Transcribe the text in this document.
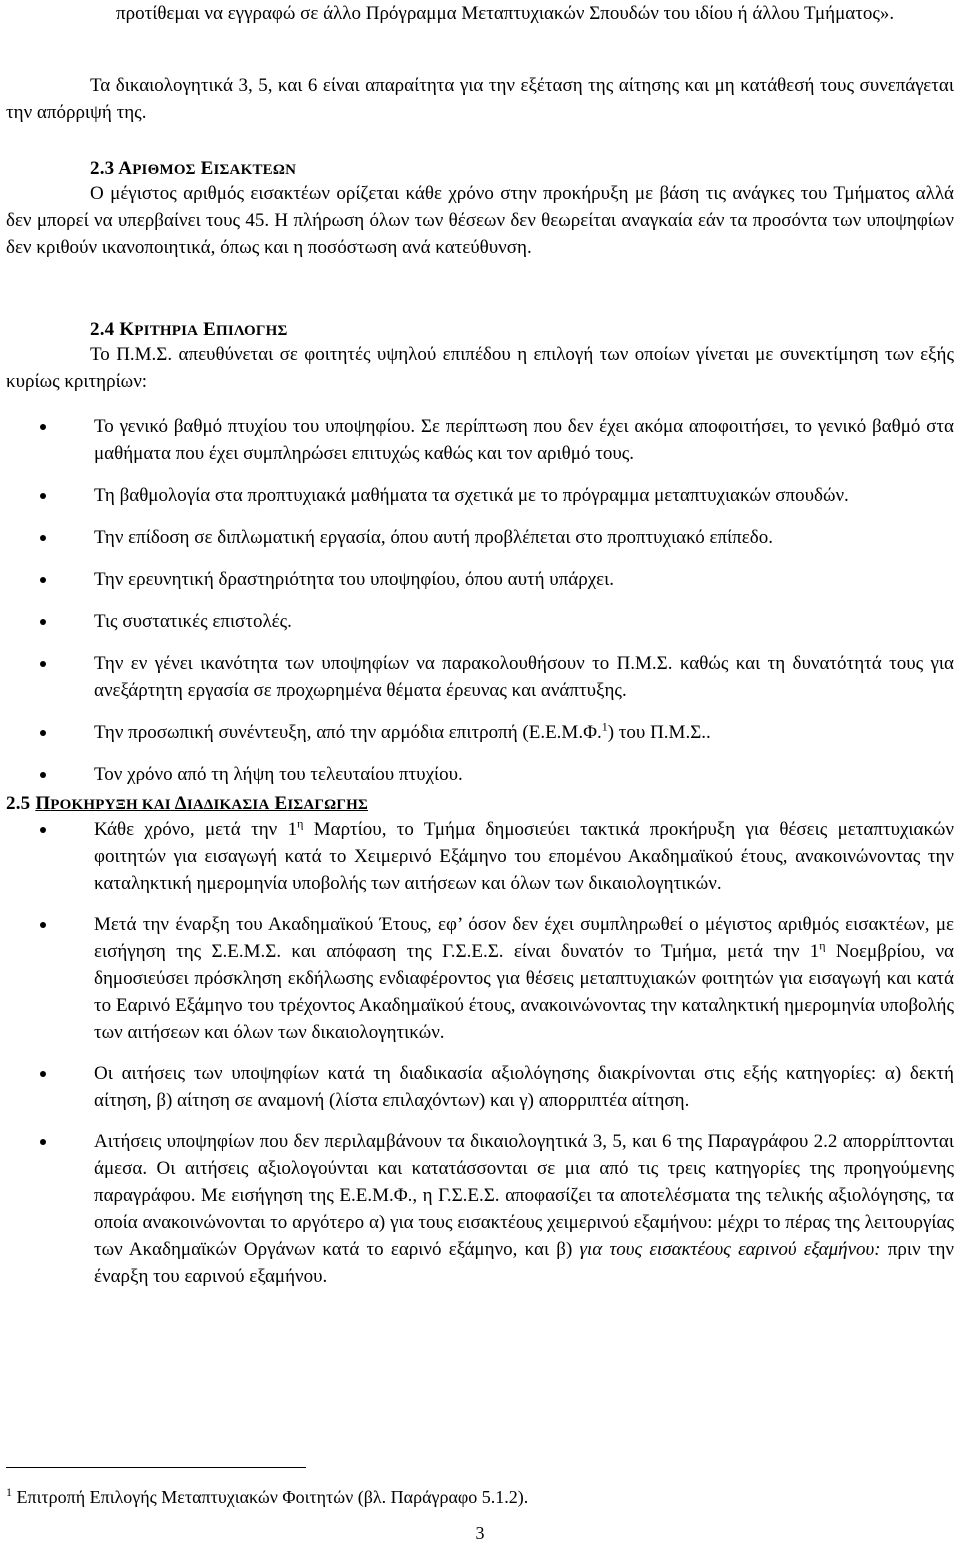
προτίθεμαι να εγγραφώ σε άλλο Πρόγραμμα Μεταπτυχιακών Σπουδών του ιδίου ή άλλου Τμήματος».

Τα δικαιολογητικά 3, 5, και 6 είναι απαραίτητα για την εξέταση της αίτησης και μη κατάθεσή τους συνεπάγεται την απόρριψή της.

2.3 ΑΡΙΘΜΟΣ ΕΙΣΑΚΤΕΩΝ

Ο μέγιστος αριθμός εισακτέων ορίζεται κάθε χρόνο στην προκήρυξη με βάση τις ανάγκες του Τμήματος αλλά δεν μπορεί να υπερβαίνει τους 45. Η πλήρωση όλων των θέσεων δεν θεωρείται αναγκαία εάν τα προσόντα των υποψηφίων δεν κριθούν ικανοποιητικά, όπως και η ποσόστωση ανά κατεύθυνση.

2.4 ΚΡΙΤΗΡΙΑ ΕΠΙΛΟΓΗΣ

Το Π.Μ.Σ. απευθύνεται σε φοιτητές υψηλού επιπέδου η επιλογή των οποίων γίνεται με συνεκτίμηση των εξής κυρίως κριτηρίων:

Το γενικό βαθμό πτυχίου του υποψηφίου. Σε περίπτωση που δεν έχει ακόμα αποφοιτήσει, το γενικό βαθμό στα μαθήματα που έχει συμπληρώσει επιτυχώς καθώς και τον αριθμό τους.
Τη βαθμολογία στα προπτυχιακά μαθήματα τα σχετικά με το πρόγραμμα μεταπτυχιακών σπουδών.
Την επίδοση σε διπλωματική εργασία, όπου αυτή προβλέπεται στο προπτυχιακό επίπεδο.
Την ερευνητική δραστηριότητα του υποψηφίου, όπου αυτή υπάρχει.
Τις συστατικές επιστολές.
Την εν γένει ικανότητα των υποψηφίων να παρακολουθήσουν το Π.Μ.Σ. καθώς και τη δυνατότητά τους για ανεξάρτητη εργασία σε προχωρημένα θέματα έρευνας και ανάπτυξης.
Την προσωπική συνέντευξη, από την αρμόδια επιτροπή (Ε.Ε.Μ.Φ.$^1$) του Π.Μ.Σ..
Τον χρόνο από τη λήψη του τελευταίου πτυχίου.
2.5 ΠΡΟΚΗΡΥΞΗ ΚΑΙ ΔΙΑΔΙΚΑΣΙΑ ΕΙΣΑΓΩΓΗΣ
Κάθε χρόνο, μετά την $1^\eta$ Μαρτίου, το Τμήμα δημοσιεύει τακτικά προκήρυξη για θέσεις μεταπτυχιακών φοιτητών για εισαγωγή κατά το Χειμερινό Εξάμηνο του επομένου Ακαδημαϊκού έτους, ανακοινώνοντας την καταληκτική ημερομηνία υποβολής των αιτήσεων και όλων των δικαιολογητικών.
Μετά την έναρξη του Ακαδημαϊκού Έτους, εφ’ όσον δεν έχει συμπληρωθεί ο μέγιστος αριθμός εισακτέων, με εισήγηση της Σ.Ε.Μ.Σ. και απόφαση της Γ.Σ.Ε.Σ. είναι δυνατόν το Τμήμα, μετά την $1^\eta$ Νοεμβρίου, να δημοσιεύσει πρόσκληση εκδήλωσης ενδιαφέροντος για θέσεις μεταπτυχιακών φοιτητών για εισαγωγή και κατά το Εαρινό Εξάμηνο του τρέχοντος Ακαδημαϊκού έτους, ανακοινώνοντας την καταληκτική ημερομηνία υποβολής των αιτήσεων και όλων των δικαιολογητικών.
Οι αιτήσεις των υποψηφίων κατά τη διαδικασία αξιολόγησης διακρίνονται στις εξής κατηγορίες: α) δεκτή αίτηση, β) αίτηση σε αναμονή (λίστα επιλαχόντων) και γ) απορριπτέα αίτηση.
Αιτήσεις υποψηφίων που δεν περιλαμβάνουν τα δικαιολογητικά 3, 5, και 6 της Παραγράφου 2.2 απορρίπτονται άμεσα. Οι αιτήσεις αξιολογούνται και κατατάσσονται σε μια από τις τρεις κατηγορίες της προηγούμενης παραγράφου. Με εισήγηση της Ε.Ε.Μ.Φ., η Γ.Σ.Ε.Σ. αποφασίζει τα αποτελέσματα της τελικής αξιολόγησης, τα οποία ανακοινώνονται το αργότερο α) για τους εισακτέους χειμερινού εξαμήνου: μέχρι το πέρας της λειτουργίας των Ακαδημαϊκών Οργάνων κατά το εαρινό εξάμηνο, και β) για τους εισακτέους εαρινού εξαμήνου: πριν την έναρξη του εαρινού εξαμήνου.
$^1$ Επιτροπή Επιλογής Μεταπτυχιακών Φοιτητών (βλ. Παράγραφο 5.1.2).
3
────────────────────────────────────────
**To do:** Every line of the data above should be quoted exactly. Omit the pictures.

**Solution to this exercise:**
Transcribe the text in this document.
προτίθεμαι να εγγραφώ σε άλλο Πρόγραμμα Μεταπτυχιακών Σπουδών του ιδίου ή άλλου Τμήματος».

Τα δικαιολογητικά 3, 5, και 6 είναι απαραίτητα για την εξέταση της αίτησης και μη κατάθεσή τους συνεπάγεται την απόρριψή της.

2.3 ΑΡΙΘΜΟΣ ΕΙΣΑΚΤΕΩΝ

Ο μέγιστος αριθμός εισακτέων ορίζεται κάθε χρόνο στην προκήρυξη με βάση τις ανάγκες του Τμήματος αλλά δεν μπορεί να υπερβαίνει τους 45. Η πλήρωση όλων των θέσεων δεν θεωρείται αναγκαία εάν τα προσόντα των υποψηφίων δεν κριθούν ικανοποιητικά, όπως και η ποσόστωση ανά κατεύθυνση.

2.4 ΚΡΙΤΗΡΙΑ ΕΠΙΛΟΓΗΣ

Το Π.Μ.Σ. απευθύνεται σε φοιτητές υψηλού επιπέδου η επιλογή των οποίων γίνεται με συνεκτίμηση των εξής κυρίως κριτηρίων:

Το γενικό βαθμό πτυχίου του υποψηφίου. Σε περίπτωση που δεν έχει ακόμα αποφοιτήσει, το γενικό βαθμό στα μαθήματα που έχει συμπληρώσει επιτυχώς καθώς και τον αριθμό τους.
Τη βαθμολογία στα προπτυχιακά μαθήματα τα σχετικά με το πρόγραμμα μεταπτυχιακών σπουδών.
Την επίδοση σε διπλωματική εργασία, όπου αυτή προβλέπεται στο προπτυχιακό επίπεδο.
Την ερευνητική δραστηριότητα του υποψηφίου, όπου αυτή υπάρχει.
Τις συστατικές επιστολές.
Την εν γένει ικανότητα των υποψηφίων να παρακολουθήσουν το Π.Μ.Σ. καθώς και τη δυνατότητά τους για ανεξάρτητη εργασία σε προχωρημένα θέματα έρευνας και ανάπτυξης.
Την προσωπική συνέντευξη, από την αρμόδια επιτροπή (Ε.Ε.Μ.Φ.$^1$) του Π.Μ.Σ..
Τον χρόνο από τη λήψη του τελευταίου πτυχίου.
2.5 ΠΡΟΚΗΡΥΞΗ ΚΑΙ ΔΙΑΔΙΚΑΣΙΑ ΕΙΣΑΓΩΓΗΣ
Κάθε χρόνο, μετά την $1^\eta$ Μαρτίου, το Τμήμα δημοσιεύει τακτικά προκήρυξη για θέσεις μεταπτυχιακών φοιτητών για εισαγωγή κατά το Χειμερινό Εξάμηνο του επομένου Ακαδημαϊκού έτους, ανακοινώνοντας την καταληκτική ημερομηνία υποβολής των αιτήσεων και όλων των δικαιολογητικών.
Μετά την έναρξη του Ακαδημαϊκού Έτους, εφ’ όσον δεν έχει συμπληρωθεί ο μέγιστος αριθμός εισακτέων, με εισήγηση της Σ.Ε.Μ.Σ. και απόφαση της Γ.Σ.Ε.Σ. είναι δυνατόν το Τμήμα, μετά την $1^\eta$ Νοεμβρίου, να δημοσιεύσει πρόσκληση εκδήλωσης ενδιαφέροντος για θέσεις μεταπτυχιακών φοιτητών για εισαγωγή και κατά το Εαρινό Εξάμηνο του τρέχοντος Ακαδημαϊκού έτους, ανακοινώνοντας την καταληκτική ημερομηνία υποβολής των αιτήσεων και όλων των δικαιολογητικών.
Οι αιτήσεις των υποψηφίων κατά τη διαδικασία αξιολόγησης διακρίνονται στις εξής κατηγορίες: α) δεκτή αίτηση, β) αίτηση σε αναμονή (λίστα επιλαχόντων) και γ) απορριπτέα αίτηση.
Αιτήσεις υποψηφίων που δεν περιλαμβάνουν τα δικαιολογητικά 3, 5, και 6 της Παραγράφου 2.2 απορρίπτονται άμεσα. Οι αιτήσεις αξιολογούνται και κατατάσσονται σε μια από τις τρεις κατηγορίες της προηγούμενης παραγράφου. Με εισήγηση της Ε.Ε.Μ.Φ., η Γ.Σ.Ε.Σ. αποφασίζει τα αποτελέσματα της τελικής αξιολόγησης, τα οποία ανακοινώνονται το αργότερο α) για τους εισακτέους χειμερινού εξαμήνου: μέχρι το πέρας της λειτουργίας των Ακαδημαϊκών Οργάνων κατά το εαρινό εξάμηνο, και β) για τους εισακτέους εαρινού εξαμήνου: πριν την έναρξη του εαρινού εξαμήνου.
$^1$ Επιτροπή Επιλογής Μεταπτυχιακών Φοιτητών (βλ. Παράγραφο 5.1.2).
3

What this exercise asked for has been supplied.